TASK DETAILS:
Reply with one number: the count of lines in the data that hold the string "İller".

-- Begin --

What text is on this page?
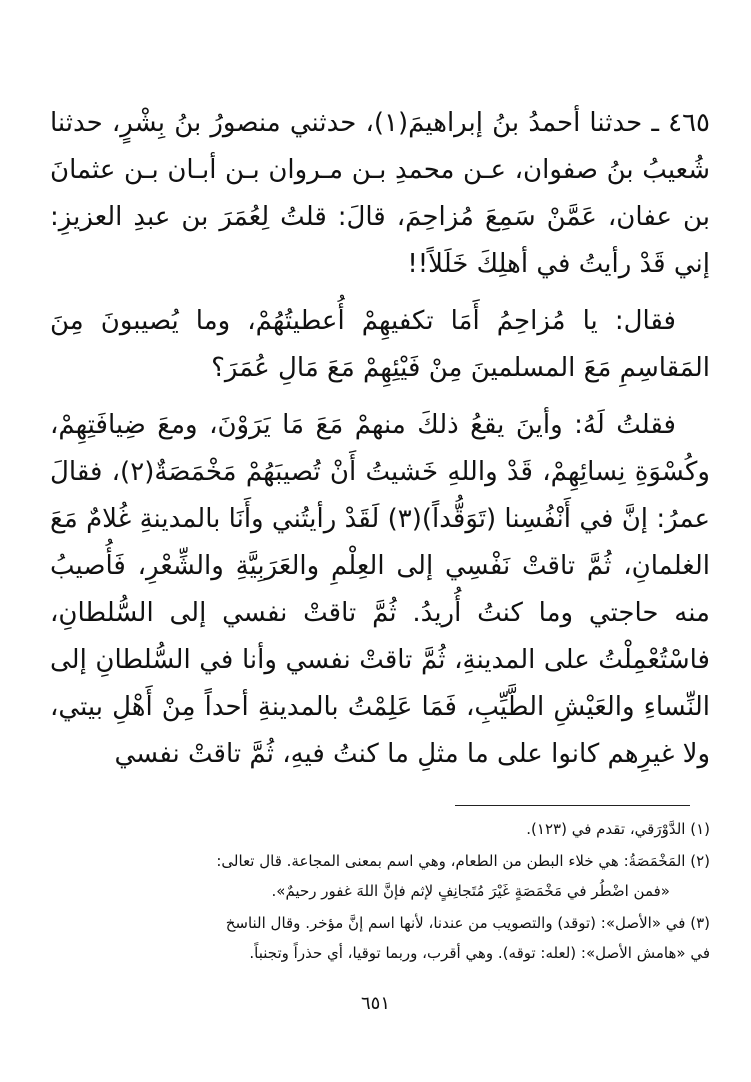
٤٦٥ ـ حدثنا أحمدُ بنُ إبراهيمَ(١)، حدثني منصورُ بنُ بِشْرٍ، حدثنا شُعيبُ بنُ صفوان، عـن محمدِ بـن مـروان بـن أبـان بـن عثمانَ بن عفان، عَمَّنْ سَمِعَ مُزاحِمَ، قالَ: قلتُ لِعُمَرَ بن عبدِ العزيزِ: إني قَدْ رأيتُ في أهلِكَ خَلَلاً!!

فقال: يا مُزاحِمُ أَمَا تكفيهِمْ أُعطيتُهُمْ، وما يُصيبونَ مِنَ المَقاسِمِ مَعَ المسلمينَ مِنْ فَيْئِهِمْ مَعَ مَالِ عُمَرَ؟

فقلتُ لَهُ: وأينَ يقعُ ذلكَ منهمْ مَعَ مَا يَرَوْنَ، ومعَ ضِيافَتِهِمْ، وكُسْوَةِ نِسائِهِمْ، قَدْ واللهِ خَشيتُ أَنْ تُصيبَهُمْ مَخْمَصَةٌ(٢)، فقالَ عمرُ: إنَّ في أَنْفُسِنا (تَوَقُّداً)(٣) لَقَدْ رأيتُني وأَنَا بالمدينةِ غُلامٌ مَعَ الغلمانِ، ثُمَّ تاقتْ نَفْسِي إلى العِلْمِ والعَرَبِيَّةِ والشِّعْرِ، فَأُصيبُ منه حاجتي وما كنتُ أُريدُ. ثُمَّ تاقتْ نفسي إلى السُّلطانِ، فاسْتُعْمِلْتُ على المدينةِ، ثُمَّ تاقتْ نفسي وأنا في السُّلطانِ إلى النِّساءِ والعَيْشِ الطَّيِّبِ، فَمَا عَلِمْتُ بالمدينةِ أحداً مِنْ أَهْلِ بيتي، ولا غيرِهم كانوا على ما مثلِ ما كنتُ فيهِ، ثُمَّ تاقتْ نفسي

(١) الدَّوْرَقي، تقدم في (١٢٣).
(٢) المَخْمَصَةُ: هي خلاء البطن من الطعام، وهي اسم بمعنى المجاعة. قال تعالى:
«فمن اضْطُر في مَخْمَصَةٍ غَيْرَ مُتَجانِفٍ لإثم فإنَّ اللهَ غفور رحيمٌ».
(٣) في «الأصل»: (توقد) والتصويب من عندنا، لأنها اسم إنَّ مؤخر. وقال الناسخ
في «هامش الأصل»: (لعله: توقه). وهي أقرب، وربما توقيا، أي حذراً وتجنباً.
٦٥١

-- End --
-- Begin --

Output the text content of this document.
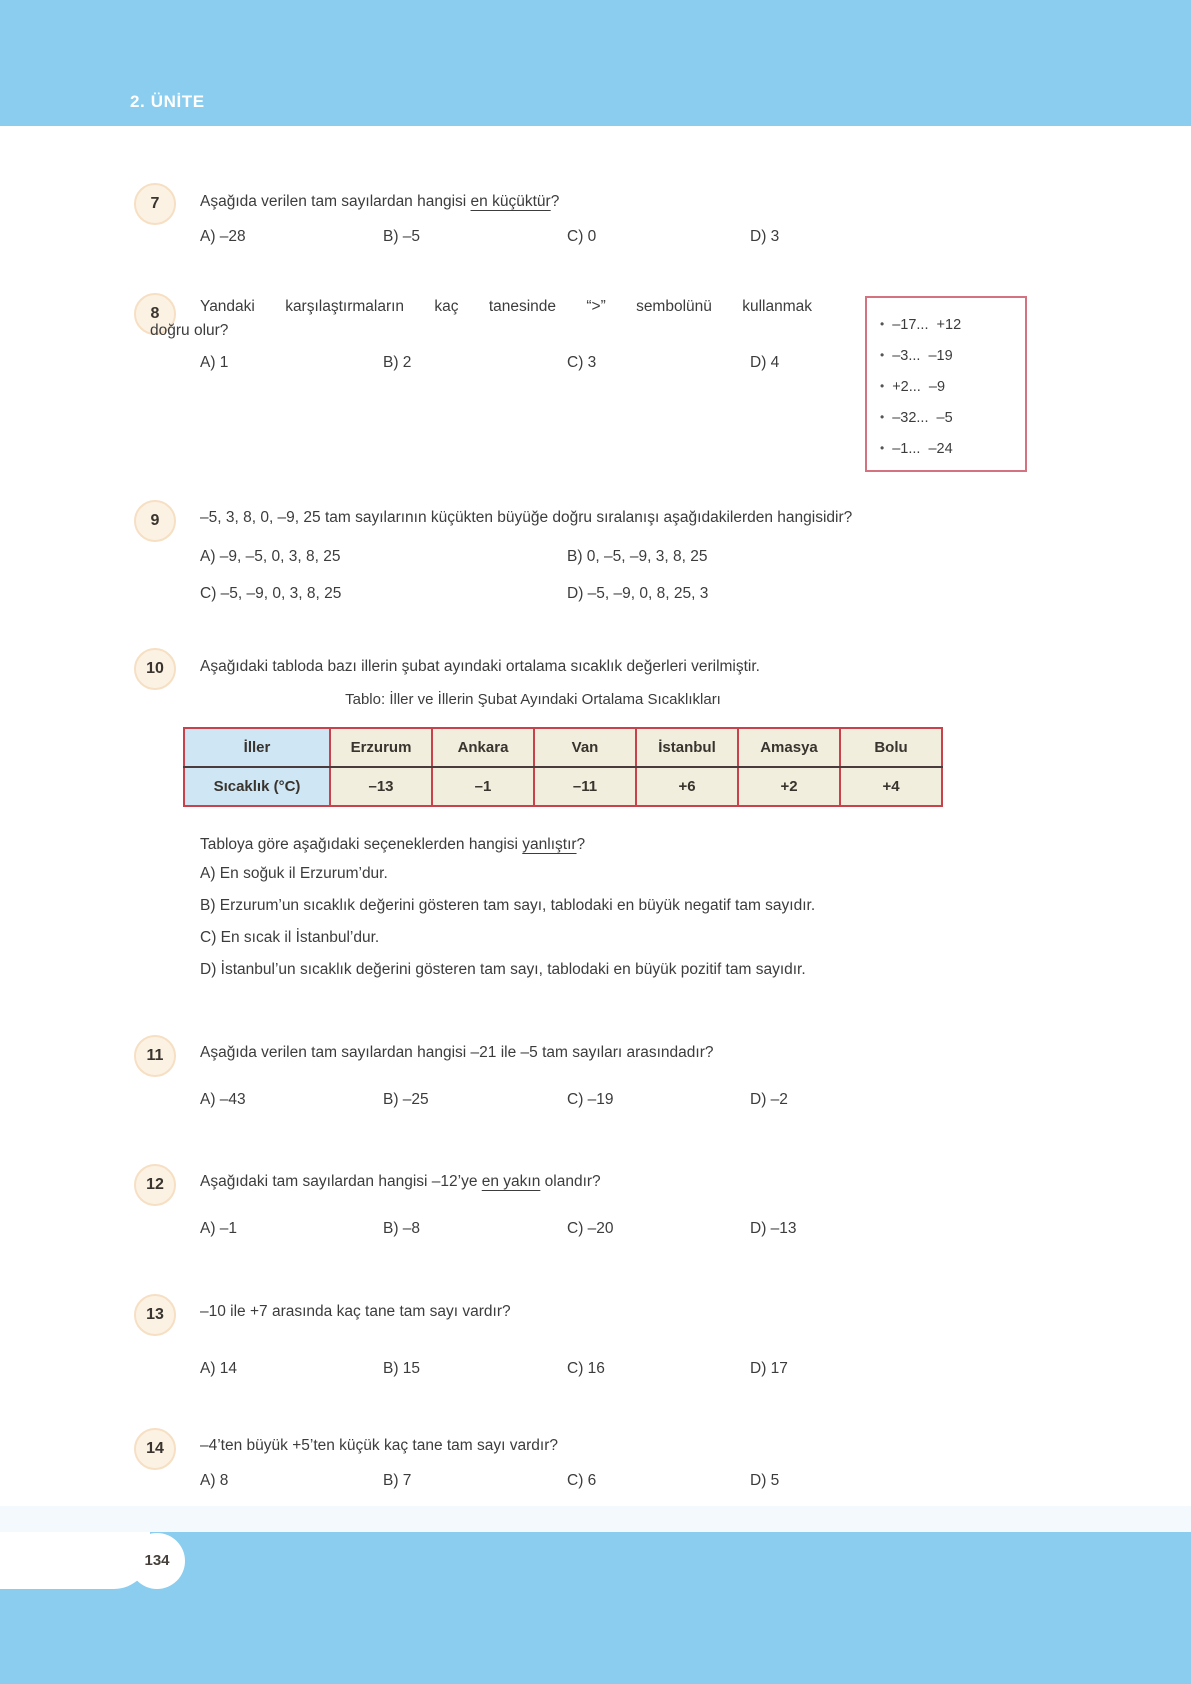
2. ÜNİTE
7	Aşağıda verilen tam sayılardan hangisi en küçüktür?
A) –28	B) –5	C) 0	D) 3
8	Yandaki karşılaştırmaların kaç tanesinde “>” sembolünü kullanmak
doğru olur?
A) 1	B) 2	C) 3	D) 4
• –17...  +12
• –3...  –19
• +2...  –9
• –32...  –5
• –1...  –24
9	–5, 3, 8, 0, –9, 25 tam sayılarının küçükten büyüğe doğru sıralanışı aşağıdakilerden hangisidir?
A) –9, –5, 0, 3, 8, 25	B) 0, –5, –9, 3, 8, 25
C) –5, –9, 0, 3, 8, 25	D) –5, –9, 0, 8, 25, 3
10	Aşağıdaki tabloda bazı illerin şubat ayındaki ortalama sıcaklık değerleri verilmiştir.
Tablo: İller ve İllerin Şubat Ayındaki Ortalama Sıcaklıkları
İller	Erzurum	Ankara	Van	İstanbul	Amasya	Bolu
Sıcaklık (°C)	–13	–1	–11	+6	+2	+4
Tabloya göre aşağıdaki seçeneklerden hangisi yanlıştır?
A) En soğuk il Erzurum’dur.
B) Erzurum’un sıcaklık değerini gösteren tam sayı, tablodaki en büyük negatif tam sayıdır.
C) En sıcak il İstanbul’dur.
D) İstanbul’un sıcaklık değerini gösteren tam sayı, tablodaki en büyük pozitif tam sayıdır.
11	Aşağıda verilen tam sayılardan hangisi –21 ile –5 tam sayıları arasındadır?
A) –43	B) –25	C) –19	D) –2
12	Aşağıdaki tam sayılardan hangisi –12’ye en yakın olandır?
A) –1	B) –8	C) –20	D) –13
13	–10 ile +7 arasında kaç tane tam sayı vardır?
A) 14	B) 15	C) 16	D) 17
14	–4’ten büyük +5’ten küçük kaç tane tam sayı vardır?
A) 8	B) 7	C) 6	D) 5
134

-- End --

THE OUTPUT:
2